__To be done__
Write out all the entries word for word, but skip any images.

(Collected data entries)
*-*-*

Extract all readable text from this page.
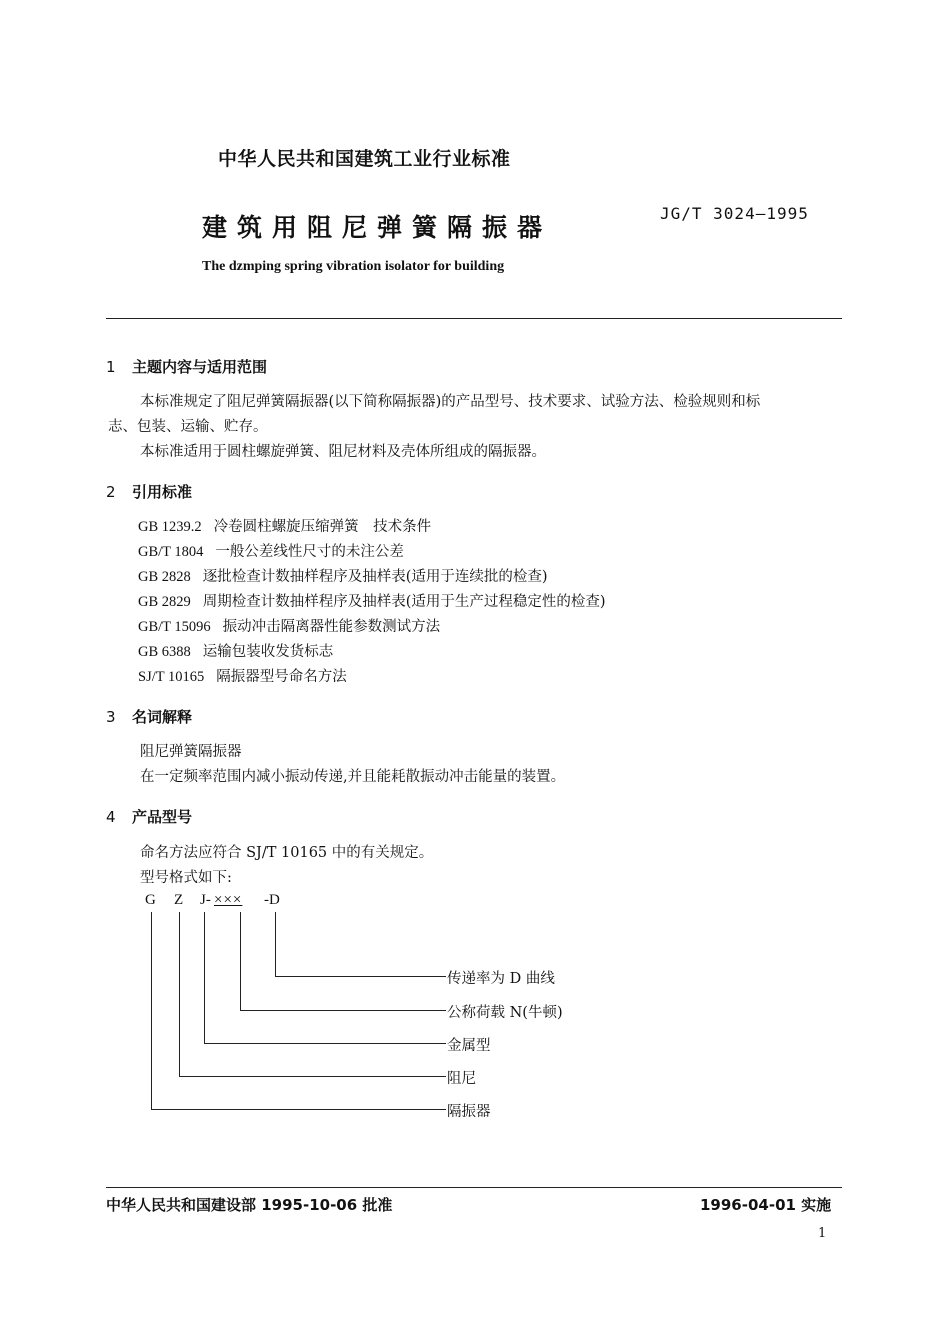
中华人民共和国建筑工业行业标准
建筑用阻尼弹簧隔振器	JG/T 3024—1995
The dzmping spring vibration isolator for building
1 主题内容与适用范围
本标准规定了阻尼弹簧隔振器(以下简称隔振器)的产品型号、技术要求、试验方法、检验规则和标
志、包装、运输、贮存。
本标准适用于圆柱螺旋弹簧、阻尼材料及壳体所组成的隔振器。
2 引用标准
GB 1239.2 冷卷圆柱螺旋压缩弹簧　技术条件
GB/T 1804 一般公差线性尺寸的未注公差
GB 2828 逐批检查计数抽样程序及抽样表(适用于连续批的检查)
GB 2829 周期检查计数抽样程序及抽样表(适用于生产过程稳定性的检查)
GB/T 15096 振动冲击隔离器性能参数测试方法
GB 6388 运输包装收发货标志
SJ/T 10165 隔振器型号命名方法
3 名词解释
阻尼弹簧隔振器
在一定频率范围内减小振动传递,并且能耗散振动冲击能量的装置。
4 产品型号
命名方法应符合 SJ/T 10165 中的有关规定。
型号格式如下:
G Z J- ××× -D
传递率为 D 曲线
公称荷载 N(牛顿)
金属型
阻尼
隔振器
中华人民共和国建设部 1995-10-06 批准	1996-04-01 实施
1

*-*-*

__Answer in full__
Extract all readable text from this page.
中华人民共和国建筑工业行业标准
建筑用阻尼弹簧隔振器	JG/T 3024—1995
The dzmping spring vibration isolator for building
1 主题内容与适用范围
本标准规定了阻尼弹簧隔振器(以下简称隔振器)的产品型号、技术要求、试验方法、检验规则和标
志、包装、运输、贮存。
本标准适用于圆柱螺旋弹簧、阻尼材料及壳体所组成的隔振器。
2 引用标准
GB 1239.2 冷卷圆柱螺旋压缩弹簧　技术条件
GB/T 1804 一般公差线性尺寸的未注公差
GB 2828 逐批检查计数抽样程序及抽样表(适用于连续批的检查)
GB 2829 周期检查计数抽样程序及抽样表(适用于生产过程稳定性的检查)
GB/T 15096 振动冲击隔离器性能参数测试方法
GB 6388 运输包装收发货标志
SJ/T 10165 隔振器型号命名方法
3 名词解释
阻尼弹簧隔振器
在一定频率范围内减小振动传递,并且能耗散振动冲击能量的装置。
4 产品型号
命名方法应符合 SJ/T 10165 中的有关规定。
型号格式如下:
G Z J- ××× -D
传递率为 D 曲线
公称荷载 N(牛顿)
金属型
阻尼
隔振器
中华人民共和国建设部 1995-10-06 批准	1996-04-01 实施
1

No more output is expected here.